* **Exercise objective**
What follows is a listing to be transcribed exactly.

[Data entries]
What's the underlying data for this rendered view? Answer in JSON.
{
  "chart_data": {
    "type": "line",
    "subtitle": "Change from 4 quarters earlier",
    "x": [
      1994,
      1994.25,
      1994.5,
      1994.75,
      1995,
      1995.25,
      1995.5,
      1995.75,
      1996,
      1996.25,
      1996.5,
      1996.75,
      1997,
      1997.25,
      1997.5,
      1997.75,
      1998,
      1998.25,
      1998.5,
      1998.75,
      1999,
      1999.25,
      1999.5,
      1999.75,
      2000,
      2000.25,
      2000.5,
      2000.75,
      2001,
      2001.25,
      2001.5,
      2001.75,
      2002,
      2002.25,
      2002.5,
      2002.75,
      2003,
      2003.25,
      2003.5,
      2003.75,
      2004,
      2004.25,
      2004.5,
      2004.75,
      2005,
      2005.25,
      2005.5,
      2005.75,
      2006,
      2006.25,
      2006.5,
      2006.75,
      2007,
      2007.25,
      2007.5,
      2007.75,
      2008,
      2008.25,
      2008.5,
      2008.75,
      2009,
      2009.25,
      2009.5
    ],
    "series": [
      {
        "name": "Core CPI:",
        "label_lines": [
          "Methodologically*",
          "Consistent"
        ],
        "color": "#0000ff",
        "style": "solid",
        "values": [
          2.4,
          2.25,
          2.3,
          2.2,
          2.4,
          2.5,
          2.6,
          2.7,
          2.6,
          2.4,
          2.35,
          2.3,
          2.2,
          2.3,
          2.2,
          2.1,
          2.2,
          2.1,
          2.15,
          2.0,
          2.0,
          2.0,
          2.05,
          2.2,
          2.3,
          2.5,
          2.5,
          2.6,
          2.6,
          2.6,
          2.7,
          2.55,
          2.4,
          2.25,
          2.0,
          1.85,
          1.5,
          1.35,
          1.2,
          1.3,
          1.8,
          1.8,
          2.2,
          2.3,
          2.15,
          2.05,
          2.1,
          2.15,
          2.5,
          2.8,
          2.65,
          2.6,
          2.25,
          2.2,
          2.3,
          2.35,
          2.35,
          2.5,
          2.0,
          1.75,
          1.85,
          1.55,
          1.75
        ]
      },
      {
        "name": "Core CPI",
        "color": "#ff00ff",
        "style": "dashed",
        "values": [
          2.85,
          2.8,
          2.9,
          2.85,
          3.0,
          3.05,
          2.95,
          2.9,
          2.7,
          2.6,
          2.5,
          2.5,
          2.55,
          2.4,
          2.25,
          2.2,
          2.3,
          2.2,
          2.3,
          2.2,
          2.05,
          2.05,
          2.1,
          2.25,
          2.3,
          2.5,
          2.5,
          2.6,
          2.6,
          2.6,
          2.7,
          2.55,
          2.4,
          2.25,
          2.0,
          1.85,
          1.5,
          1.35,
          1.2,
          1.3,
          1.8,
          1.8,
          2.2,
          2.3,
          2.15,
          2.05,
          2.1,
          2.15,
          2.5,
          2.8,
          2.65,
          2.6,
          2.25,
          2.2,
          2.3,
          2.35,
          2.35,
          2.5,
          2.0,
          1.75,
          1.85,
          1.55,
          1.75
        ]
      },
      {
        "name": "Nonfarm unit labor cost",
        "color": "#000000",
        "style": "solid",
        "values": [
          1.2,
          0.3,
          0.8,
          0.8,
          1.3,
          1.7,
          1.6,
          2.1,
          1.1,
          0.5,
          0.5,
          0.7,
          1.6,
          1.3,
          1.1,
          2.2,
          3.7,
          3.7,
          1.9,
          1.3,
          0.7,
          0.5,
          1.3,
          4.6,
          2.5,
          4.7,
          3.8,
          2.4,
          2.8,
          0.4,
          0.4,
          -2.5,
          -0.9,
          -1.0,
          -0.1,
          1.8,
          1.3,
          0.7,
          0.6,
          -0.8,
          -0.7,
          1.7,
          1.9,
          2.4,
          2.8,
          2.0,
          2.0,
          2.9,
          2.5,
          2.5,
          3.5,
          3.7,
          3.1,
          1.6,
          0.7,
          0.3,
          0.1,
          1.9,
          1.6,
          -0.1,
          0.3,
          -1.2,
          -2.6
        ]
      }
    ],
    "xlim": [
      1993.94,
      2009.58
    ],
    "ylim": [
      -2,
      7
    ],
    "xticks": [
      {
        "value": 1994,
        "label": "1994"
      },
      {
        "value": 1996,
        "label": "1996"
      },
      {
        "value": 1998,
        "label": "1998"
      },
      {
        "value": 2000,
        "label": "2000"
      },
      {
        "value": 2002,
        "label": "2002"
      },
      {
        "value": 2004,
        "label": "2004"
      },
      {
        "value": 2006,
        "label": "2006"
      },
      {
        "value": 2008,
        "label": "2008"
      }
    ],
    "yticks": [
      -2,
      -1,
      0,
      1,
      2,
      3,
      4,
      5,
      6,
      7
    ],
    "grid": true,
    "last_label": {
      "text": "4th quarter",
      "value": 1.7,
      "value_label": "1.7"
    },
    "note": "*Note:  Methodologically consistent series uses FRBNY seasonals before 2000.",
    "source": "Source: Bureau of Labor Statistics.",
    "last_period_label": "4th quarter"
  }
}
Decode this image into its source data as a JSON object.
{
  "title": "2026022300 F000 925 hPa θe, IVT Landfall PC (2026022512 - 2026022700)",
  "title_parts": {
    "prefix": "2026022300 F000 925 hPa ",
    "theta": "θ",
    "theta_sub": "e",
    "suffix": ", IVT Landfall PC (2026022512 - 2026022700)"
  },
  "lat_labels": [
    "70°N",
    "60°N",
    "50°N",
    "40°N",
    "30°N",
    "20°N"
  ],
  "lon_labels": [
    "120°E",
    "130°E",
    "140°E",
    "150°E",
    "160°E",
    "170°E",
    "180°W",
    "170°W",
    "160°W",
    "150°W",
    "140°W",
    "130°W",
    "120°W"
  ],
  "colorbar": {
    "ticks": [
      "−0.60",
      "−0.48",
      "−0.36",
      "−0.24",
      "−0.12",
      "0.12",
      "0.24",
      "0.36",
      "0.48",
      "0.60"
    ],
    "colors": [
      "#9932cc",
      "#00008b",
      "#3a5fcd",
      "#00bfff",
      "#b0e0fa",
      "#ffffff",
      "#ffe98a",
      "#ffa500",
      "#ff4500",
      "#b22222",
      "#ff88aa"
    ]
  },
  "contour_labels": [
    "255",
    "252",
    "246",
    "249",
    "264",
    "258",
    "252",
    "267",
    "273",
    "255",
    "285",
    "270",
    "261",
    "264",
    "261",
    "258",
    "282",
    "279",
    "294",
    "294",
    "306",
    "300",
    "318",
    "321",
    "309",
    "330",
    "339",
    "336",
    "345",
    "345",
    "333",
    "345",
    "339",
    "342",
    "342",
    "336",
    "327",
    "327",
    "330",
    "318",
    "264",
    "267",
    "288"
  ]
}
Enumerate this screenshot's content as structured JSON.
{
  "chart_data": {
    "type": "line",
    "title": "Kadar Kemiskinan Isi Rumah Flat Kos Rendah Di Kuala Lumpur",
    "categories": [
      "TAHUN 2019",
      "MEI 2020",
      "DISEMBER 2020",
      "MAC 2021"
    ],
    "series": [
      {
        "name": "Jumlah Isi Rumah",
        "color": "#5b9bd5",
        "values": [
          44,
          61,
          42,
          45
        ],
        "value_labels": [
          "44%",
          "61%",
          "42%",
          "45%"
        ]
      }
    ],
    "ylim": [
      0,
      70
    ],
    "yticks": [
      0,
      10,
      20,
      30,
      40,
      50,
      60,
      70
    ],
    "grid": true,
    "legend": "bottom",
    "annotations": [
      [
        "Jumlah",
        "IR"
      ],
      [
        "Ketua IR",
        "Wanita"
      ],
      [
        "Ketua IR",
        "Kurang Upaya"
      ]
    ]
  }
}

* **Completed task**
What's the underlying data for this rendered view? Answer in JSON.
{
  "chart_data": {
    "type": "line",
    "subtitle": "Change from 4 quarters earlier",
    "x": [
      1994,
      1994.25,
      1994.5,
      1994.75,
      1995,
      1995.25,
      1995.5,
      1995.75,
      1996,
      1996.25,
      1996.5,
      1996.75,
      1997,
      1997.25,
      1997.5,
      1997.75,
      1998,
      1998.25,
      1998.5,
      1998.75,
      1999,
      1999.25,
      1999.5,
      1999.75,
      2000,
      2000.25,
      2000.5,
      2000.75,
      2001,
      2001.25,
      2001.5,
      2001.75,
      2002,
      2002.25,
      2002.5,
      2002.75,
      2003,
      2003.25,
      2003.5,
      2003.75,
      2004,
      2004.25,
      2004.5,
      2004.75,
      2005,
      2005.25,
      2005.5,
      2005.75,
      2006,
      2006.25,
      2006.5,
      2006.75,
      2007,
      2007.25,
      2007.5,
      2007.75,
      2008,
      2008.25,
      2008.5,
      2008.75,
      2009,
      2009.25,
      2009.5
    ],
    "series": [
      {
        "name": "Core CPI:",
        "label_lines": [
          "Methodologically*",
          "Consistent"
        ],
        "color": "#0000ff",
        "style": "solid",
        "values": [
          2.4,
          2.25,
          2.3,
          2.2,
          2.4,
          2.5,
          2.6,
          2.7,
          2.6,
          2.4,
          2.35,
          2.3,
          2.2,
          2.3,
          2.2,
          2.1,
          2.2,
          2.1,
          2.15,
          2.0,
          2.0,
          2.0,
          2.05,
          2.2,
          2.3,
          2.5,
          2.5,
          2.6,
          2.6,
          2.6,
          2.7,
          2.55,
          2.4,
          2.25,
          2.0,
          1.85,
          1.5,
          1.35,
          1.2,
          1.3,
          1.8,
          1.8,
          2.2,
          2.3,
          2.15,
          2.05,
          2.1,
          2.15,
          2.5,
          2.8,
          2.65,
          2.6,
          2.25,
          2.2,
          2.3,
          2.35,
          2.35,
          2.5,
          2.0,
          1.75,
          1.85,
          1.55,
          1.75
        ]
      },
      {
        "name": "Core CPI",
        "color": "#ff00ff",
        "style": "dashed",
        "values": [
          2.85,
          2.8,
          2.9,
          2.85,
          3.0,
          3.05,
          2.95,
          2.9,
          2.7,
          2.6,
          2.5,
          2.5,
          2.55,
          2.4,
          2.25,
          2.2,
          2.3,
          2.2,
          2.3,
          2.2,
          2.05,
          2.05,
          2.1,
          2.25,
          2.3,
          2.5,
          2.5,
          2.6,
          2.6,
          2.6,
          2.7,
          2.55,
          2.4,
          2.25,
          2.0,
          1.85,
          1.5,
          1.35,
          1.2,
          1.3,
          1.8,
          1.8,
          2.2,
          2.3,
          2.15,
          2.05,
          2.1,
          2.15,
          2.5,
          2.8,
          2.65,
          2.6,
          2.25,
          2.2,
          2.3,
          2.35,
          2.35,
          2.5,
          2.0,
          1.75,
          1.85,
          1.55,
          1.75
        ]
      },
      {
        "name": "Nonfarm unit labor cost",
        "color": "#000000",
        "style": "solid",
        "values": [
          1.2,
          0.3,
          0.8,
          0.8,
          1.3,
          1.7,
          1.6,
          2.1,
          1.1,
          0.5,
          0.5,
          0.7,
          1.6,
          1.3,
          1.1,
          2.2,
          3.7,
          3.7,
          1.9,
          1.3,
          0.7,
          0.5,
          1.3,
          4.6,
          2.5,
          4.7,
          3.8,
          2.4,
          2.8,
          0.4,
          0.4,
          -2.5,
          -0.9,
          -1.0,
          -0.1,
          1.8,
          1.3,
          0.7,
          0.6,
          -0.8,
          -0.7,
          1.7,
          1.9,
          2.4,
          2.8,
          2.0,
          2.0,
          2.9,
          2.5,
          2.5,
          3.5,
          3.7,
          3.1,
          1.6,
          0.7,
          0.3,
          0.1,
          1.9,
          1.6,
          -0.1,
          0.3,
          -1.2,
          -2.6
        ]
      }
    ],
    "xlim": [
      1993.94,
      2009.58
    ],
    "ylim": [
      -2,
      7
    ],
    "xticks": [
      {
        "value": 1994,
        "label": "1994"
      },
      {
        "value": 1996,
        "label": "1996"
      },
      {
        "value": 1998,
        "label": "1998"
      },
      {
        "value": 2000,
        "label": "2000"
      },
      {
        "value": 2002,
        "label": "2002"
      },
      {
        "value": 2004,
        "label": "2004"
      },
      {
        "value": 2006,
        "label": "2006"
      },
      {
        "value": 2008,
        "label": "2008"
      }
    ],
    "yticks": [
      -2,
      -1,
      0,
      1,
      2,
      3,
      4,
      5,
      6,
      7
    ],
    "grid": true,
    "last_label": {
      "text": "4th quarter",
      "value": 1.7,
      "value_label": "1.7"
    },
    "note": "*Note:  Methodologically consistent series uses FRBNY seasonals before 2000.",
    "source": "Source: Bureau of Labor Statistics.",
    "last_period_label": "4th quarter"
  }
}
Decode this image into its source data as a JSON object.
{
  "title": "2026022300 F000 925 hPa θe, IVT Landfall PC (2026022512 - 2026022700)",
  "title_parts": {
    "prefix": "2026022300 F000 925 hPa ",
    "theta": "θ",
    "theta_sub": "e",
    "suffix": ", IVT Landfall PC (2026022512 - 2026022700)"
  },
  "lat_labels": [
    "70°N",
    "60°N",
    "50°N",
    "40°N",
    "30°N",
    "20°N"
  ],
  "lon_labels": [
    "120°E",
    "130°E",
    "140°E",
    "150°E",
    "160°E",
    "170°E",
    "180°W",
    "170°W",
    "160°W",
    "150°W",
    "140°W",
    "130°W",
    "120°W"
  ],
  "colorbar": {
    "ticks": [
      "−0.60",
      "−0.48",
      "−0.36",
      "−0.24",
      "−0.12",
      "0.12",
      "0.24",
      "0.36",
      "0.48",
      "0.60"
    ],
    "colors": [
      "#9932cc",
      "#00008b",
      "#3a5fcd",
      "#00bfff",
      "#b0e0fa",
      "#ffffff",
      "#ffe98a",
      "#ffa500",
      "#ff4500",
      "#b22222",
      "#ff88aa"
    ]
  },
  "contour_labels": [
    "255",
    "252",
    "246",
    "249",
    "264",
    "258",
    "252",
    "267",
    "273",
    "255",
    "285",
    "270",
    "261",
    "264",
    "261",
    "258",
    "282",
    "279",
    "294",
    "294",
    "306",
    "300",
    "318",
    "321",
    "309",
    "330",
    "339",
    "336",
    "345",
    "345",
    "333",
    "345",
    "339",
    "342",
    "342",
    "336",
    "327",
    "327",
    "330",
    "318",
    "264",
    "267",
    "288"
  ]
}
Enumerate this screenshot's content as structured JSON.
{
  "chart_data": {
    "type": "line",
    "title": "Kadar Kemiskinan Isi Rumah Flat Kos Rendah Di Kuala Lumpur",
    "categories": [
      "TAHUN 2019",
      "MEI 2020",
      "DISEMBER 2020",
      "MAC 2021"
    ],
    "series": [
      {
        "name": "Jumlah Isi Rumah",
        "color": "#5b9bd5",
        "values": [
          44,
          61,
          42,
          45
        ],
        "value_labels": [
          "44%",
          "61%",
          "42%",
          "45%"
        ]
      }
    ],
    "ylim": [
      0,
      70
    ],
    "yticks": [
      0,
      10,
      20,
      30,
      40,
      50,
      60,
      70
    ],
    "grid": true,
    "legend": "bottom",
    "annotations": [
      [
        "Jumlah",
        "IR"
      ],
      [
        "Ketua IR",
        "Wanita"
      ],
      [
        "Ketua IR",
        "Kurang Upaya"
      ]
    ]
  }
}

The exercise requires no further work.